Task to carry out :: Copy every line from the records below that holds the word "etiam".

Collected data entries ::
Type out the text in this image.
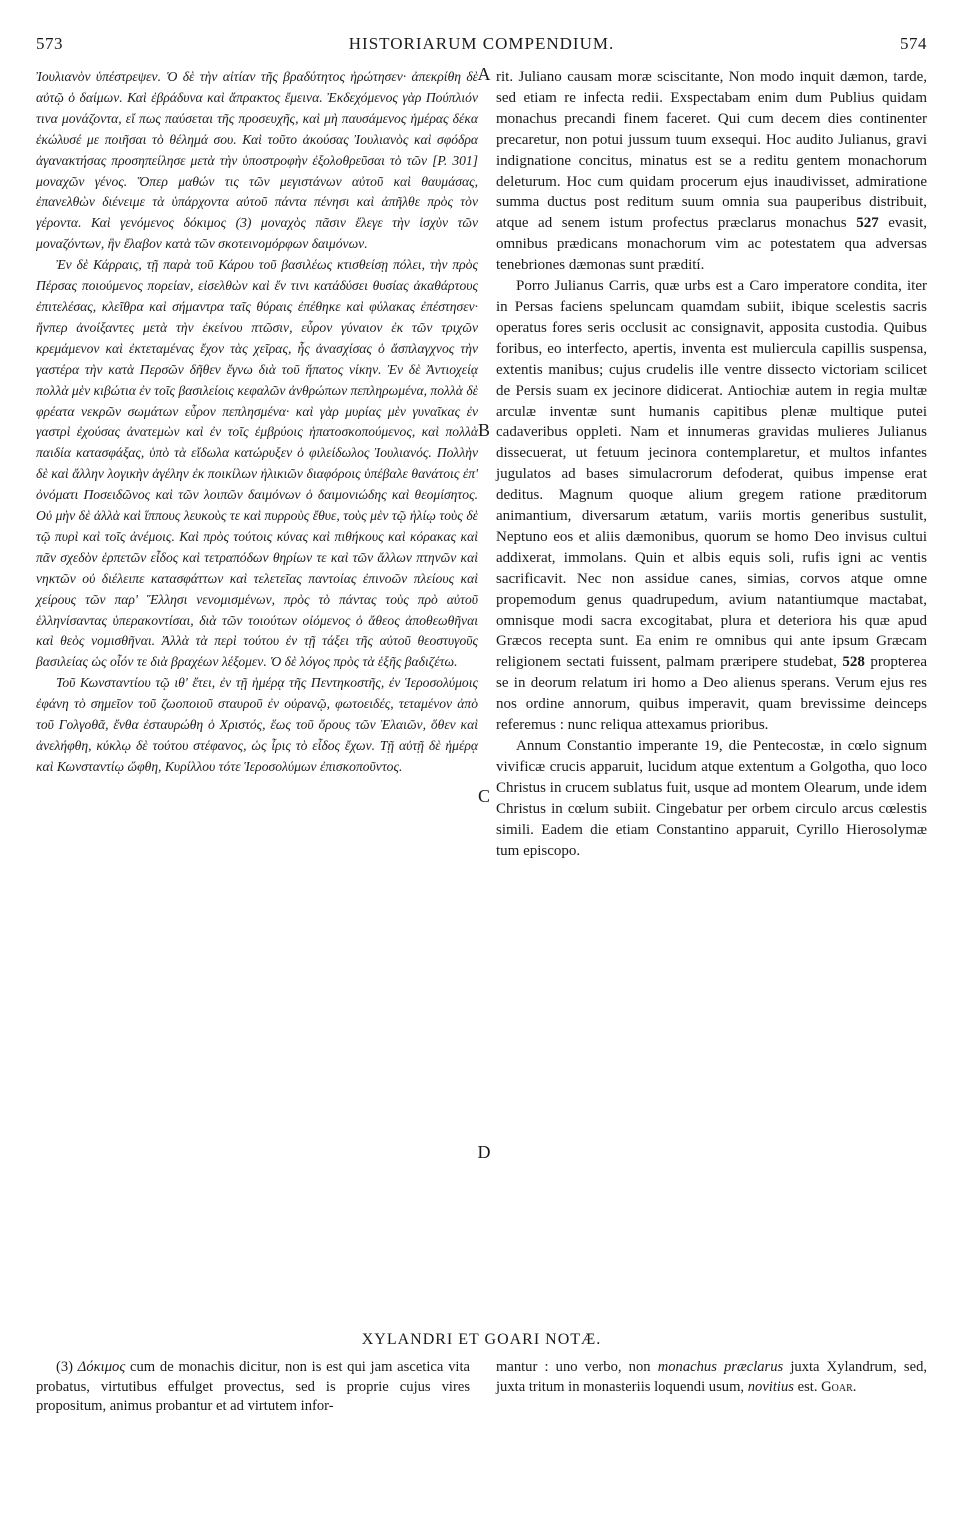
573	HISTORIARUM COMPENDIUM.	574

Ἰουλιανὸν ὑπέστρεψεν. Ὁ δὲ τὴν αἰτίαν τῆς βραδύτητος ἠρώτησεν· ἀπεκρίθη δὲ αὐτῷ ὁ δαίμων. Καὶ ἐβράδυνα καὶ ἄπρακτος ἔμεινα. Ἐκδεχόμενος γὰρ Πούπλιόν τινα μονάζοντα, εἴ πως παύσεται τῆς προσευχῆς, καὶ μὴ παυσάμενος ἡμέρας δέκα ἐκώλυσέ με ποιῆσαι τὸ θέλημά σου. Καὶ τοῦτο ἀκούσας Ἰουλιανὸς καὶ σφόδρα ἀγανακτήσας προσηπείλησε μετὰ τὴν ὑποστροφὴν ἐξολοθρεῦσαι τὸ τῶν [P. 301] μοναχῶν γένος. Ὅπερ μαθών τις τῶν μεγιστάνων αὐτοῦ καὶ θαυμάσας, ἐπανελθὼν διένειμε τὰ ὑπάρχοντα αὐτοῦ πάντα πένησι καὶ ἀπῆλθε πρὸς τὸν γέροντα. Καὶ γενόμενος δόκιμος (3) μοναχὸς πᾶσιν ἔλεγε τὴν ἰσχὺν τῶν μοναζόντων, ἣν ἔλαβον κατὰ τῶν σκοτεινομόρφων δαιμόνων.

Ἐν δὲ Κάρραις, τῇ παρὰ τοῦ Κάρου τοῦ βασιλέως κτισθείσῃ πόλει, τὴν πρὸς Πέρσας ποιούμενος πορείαν, εἰσελθὼν καὶ ἔν τινι κατάδύσει θυσίας ἀκαθάρτους ἐπιτελέσας, κλεῖθρα καὶ σήμαντρα ταῖς θύραις ἐπέθηκε καὶ φύλακας ἐπέστησεν· ἥνπερ ἀνοίξαντες μετὰ τὴν ἐκείνου πτῶσιν, εὗρον γύναιον ἐκ τῶν τριχῶν κρεμάμενον καὶ ἐκτεταμένας ἔχον τὰς χεῖρας, ἧς ἀνασχίσας ὁ ἄσπλαγχνος τὴν γαστέρα τὴν κατὰ Περσῶν δῆθεν ἔγνω διὰ τοῦ ἥπατος νίκην. Ἐν δὲ Ἀντιοχείᾳ πολλὰ μὲν κιβώτια ἐν τοῖς βασιλείοις κεφαλῶν ἀνθρώπων πεπληρωμένα, πολλὰ δὲ φρέατα νεκρῶν σωμάτων εὗρον πεπλησμένα· καὶ γὰρ μυρίας μὲν γυναῖκας ἐν γαστρὶ ἐχούσας ἀνατεμὼν καὶ ἐν τοῖς ἐμβρύοις ἡπατοσκοπούμενος, καὶ πολλὰ παιδία κατασφάξας, ὑπὸ τὰ εἴδωλα κατώρυξεν ὁ φιλείδωλος Ἰουλιανός. Πολλὴν δὲ καὶ ἄλλην λογικὴν ἀγέλην ἐκ ποικίλων ἡλικιῶν διαφόροις ὑπέβαλε θανάτοις ἐπ' ὀνόματι Ποσειδῶνος καὶ τῶν λοιπῶν δαιμόνων ὁ δαιμονιώδης καὶ θεομίσητος. Οὐ μὴν δὲ ἀλλὰ καὶ ἵππους λευκοὺς τε καὶ πυρροὺς ἔθυε, τοὺς μὲν τῷ ἡλίῳ τοὺς δὲ τῷ πυρὶ καὶ τοῖς ἀνέμοις. Καὶ πρὸς τούτοις κύνας καὶ πιθήκους καὶ κόρακας καὶ πᾶν σχεδὸν ἑρπετῶν εἶδος καὶ τετραπόδων θηρίων τε καὶ τῶν ἄλλων πτηνῶν καὶ νηκτῶν οὐ διέλειπε κατασφάττων καὶ τελετεῖας παντοίας ἐπινοῶν πλείους καὶ χείρους τῶν παρ' Ἕλλησι νενομισμένων, πρὸς τὸ πάντας τοὺς πρὸ αὐτοῦ ἑλληνίσαντας ὑπερακοντίσαι, διὰ τῶν τοιούτων οἰόμενος ὁ ἄθεος ἀποθεωθῆναι καὶ θεὸς νομισθῆναι. Ἀλλὰ τὰ περὶ τούτου ἐν τῇ τάξει τῆς αὐτοῦ θεοστυγοῦς βασιλείας ὡς οἷόν τε διὰ βραχέων λέξομεν. Ὁ δὲ λόγος πρὸς τὰ ἑξῆς βαδιζέτω.

Τοῦ Κωνσταντίου τῷ ιθ' ἔτει, ἐν τῇ ἡμέρᾳ τῆς Πεντηκοστῆς, ἐν Ἱεροσολύμοις ἐφάνη τὸ σημεῖον τοῦ ζωοποιοῦ σταυροῦ ἐν οὐρανῷ, φωτοειδές, τεταμένον ἀπὸ τοῦ Γολγοθᾶ, ἔνθα ἐσταυρώθη ὁ Χριστός, ἕως τοῦ ὄρους τῶν Ἐλαιῶν, ὅθεν καὶ ἀνελήφθη, κύκλῳ δὲ τούτου στέφανος, ὡς ἶρις τὸ εἶδος ἔχων. Τῇ αὐτῇ δὲ ἡμέρᾳ καὶ Κωνσταντίῳ ὤφθη, Κυρίλλου τότε Ἱεροσολύμων ἐπισκοποῦντος.

A
B
C
D

rit. Juliano causam moræ sciscitante, Non modo inquit dæmon, tarde, sed etiam re infecta redii. Exspectabam enim dum Publius quidam monachus precandi finem faceret. Qui cum decem dies continenter precaretur, non potui jussum tuum exsequi. Hoc audito Julianus, gravi indignatione concitus, minatus est se a reditu gentem monachorum deleturum. Hoc cum quidam procerum ejus inaudivisset, admiratione summa ductus post reditum suum omnia sua pauperibus distribuit, atque ad senem istum profectus præclarus monachus 527 evasit, omnibus prædicans monachorum vim ac potestatem qua adversas tenebriones dæmonas sunt prædití.

Porro Julianus Carris, quæ urbs est a Caro imperatore condita, iter in Persas faciens speluncam quamdam subiit, ibique scelestis sacris operatus fores seris occlusit ac consignavit, apposita custodia. Quibus foribus, eo interfecto, apertis, inventa est muliercula capillis suspensa, extentis manibus; cujus crudelis ille ventre dissecto victoriam scilicet de Persis suam ex jecinore didicerat. Antiochiæ autem in regia multæ arculæ inventæ sunt humanis capitibus plenæ multique putei cadaveribus oppleti. Nam et innumeras gravidas mulieres Julianus dissecuerat, ut fetuum jecinora contemplaretur, et multos infantes jugulatos ad bases simulacrorum defoderat, quibus impense erat deditus. Magnum quoque alium gregem ratione præditorum animantium, diversarum ætatum, variis mortis generibus sustulit, Neptuno eos et aliis dæmonibus, quorum se homo Deo invisus cultui addixerat, immolans. Quin et albis equis soli, rufis igni ac ventis sacrificavit. Nec non assidue canes, simias, corvos atque omne propemodum genus quadrupedum, avium natantiumque mactabat, omnisque modi sacra excogitabat, plura et deteriora his quæ apud Græcos recepta sunt. Ea enim re omnibus qui ante ipsum Græcam religionem sectati fuissent, palmam præripere studebat, 528 propterea se in deorum relatum iri homo a Deo alienus sperans. Verum ejus res nos ordine annorum, quibus imperavit, quam brevissime deinceps referemus : nunc reliqua attexamus prioribus.

Annum Constantio imperante 19, die Pentecostæ, in cœlo signum vivificæ crucis apparuit, lucidum atque extentum a Golgotha, quo loco Christus in crucem sublatus fuit, usque ad montem Olearum, unde idem Christus in cœlum subiit. Cingebatur per orbem circulo arcus cœlestis simili. Eadem die etiam Constantino apparuit, Cyrillo Hierosolymæ tum episcopo.

XYLANDRI ET GOARI NOTÆ.

(3) Δόκιμος cum de monachis dicitur, non is est qui jam ascetica vita probatus, virtutibus effulget provectus, sed is proprie cujus vires propositum, animus probantur et ad virtutem infor-

mantur : uno verbo, non monachus præclarus juxta Xylandrum, sed, juxta tritum in monasteriis loquendi usum, novitius est. Goar.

In response ::
rit. Juliano causam moræ sciscitante, Non modo inquit dæmon, tarde, sed etiam re infecta redii. Exspectabam enim dum Publius quidam monachus precandi finem faceret. Qui cum decem dies continenter precaretur, non potui jussum tuum exsequi. Hoc audito Julianus, gravi indignatione concitus, minatus est se a reditu gentem monachorum deleturum. Hoc cum quidam procerum ejus inaudivisset, admiratione summa ductus post reditum suum omnia sua pauperibus distribuit, atque ad senem istum profectus præclarus monachus 527 evasit, omnibus prædicans monachorum vim ac potestatem qua adversas tenebriones dæmonas sunt prædití.
Annum Constantio imperante 19, die Pentecostæ, in cœlo signum vivificæ crucis apparuit, lucidum atque extentum a Golgotha, quo loco Christus in crucem sublatus fuit, usque ad montem Olearum, unde idem Christus in cœlum subiit. Cingebatur per orbem circulo arcus cœlestis simili. Eadem die etiam Constantino apparuit, Cyrillo Hierosolymæ tum episcopo.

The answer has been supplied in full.